REQUIREMENT => Can you reproduce the data beneath, keeping every line exact?

────

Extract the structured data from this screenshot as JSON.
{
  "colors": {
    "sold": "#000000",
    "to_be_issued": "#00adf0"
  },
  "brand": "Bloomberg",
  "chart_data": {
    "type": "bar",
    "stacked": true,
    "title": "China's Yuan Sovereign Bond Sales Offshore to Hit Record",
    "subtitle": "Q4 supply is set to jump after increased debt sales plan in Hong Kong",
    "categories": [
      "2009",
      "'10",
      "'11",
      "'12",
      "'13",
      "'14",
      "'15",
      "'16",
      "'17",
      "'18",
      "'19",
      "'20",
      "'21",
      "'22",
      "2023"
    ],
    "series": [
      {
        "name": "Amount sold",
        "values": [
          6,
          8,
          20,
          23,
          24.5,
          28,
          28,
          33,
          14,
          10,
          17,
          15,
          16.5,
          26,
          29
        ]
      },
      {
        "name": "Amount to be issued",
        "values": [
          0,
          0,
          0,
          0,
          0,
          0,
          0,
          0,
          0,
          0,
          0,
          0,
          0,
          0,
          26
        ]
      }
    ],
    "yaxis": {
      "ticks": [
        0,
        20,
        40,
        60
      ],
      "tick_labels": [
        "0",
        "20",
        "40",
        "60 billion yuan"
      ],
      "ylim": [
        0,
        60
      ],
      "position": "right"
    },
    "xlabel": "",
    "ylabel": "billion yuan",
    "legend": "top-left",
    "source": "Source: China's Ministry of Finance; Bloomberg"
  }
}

────

ANSWER TO THE TASK =>
Extract the structured data from this screenshot as JSON.
{
  "colors": {
    "sold": "#000000",
    "to_be_issued": "#00adf0"
  },
  "brand": "Bloomberg",
  "chart_data": {
    "type": "bar",
    "stacked": true,
    "title": "China's Yuan Sovereign Bond Sales Offshore to Hit Record",
    "subtitle": "Q4 supply is set to jump after increased debt sales plan in Hong Kong",
    "categories": [
      "2009",
      "'10",
      "'11",
      "'12",
      "'13",
      "'14",
      "'15",
      "'16",
      "'17",
      "'18",
      "'19",
      "'20",
      "'21",
      "'22",
      "2023"
    ],
    "series": [
      {
        "name": "Amount sold",
        "values": [
          6,
          8,
          20,
          23,
          24.5,
          28,
          28,
          33,
          14,
          10,
          17,
          15,
          16.5,
          26,
          29
        ]
      },
      {
        "name": "Amount to be issued",
        "values": [
          0,
          0,
          0,
          0,
          0,
          0,
          0,
          0,
          0,
          0,
          0,
          0,
          0,
          0,
          26
        ]
      }
    ],
    "yaxis": {
      "ticks": [
        0,
        20,
        40,
        60
      ],
      "tick_labels": [
        "0",
        "20",
        "40",
        "60 billion yuan"
      ],
      "ylim": [
        0,
        60
      ],
      "position": "right"
    },
    "xlabel": "",
    "ylabel": "billion yuan",
    "legend": "top-left",
    "source": "Source: China's Ministry of Finance; Bloomberg"
  }
}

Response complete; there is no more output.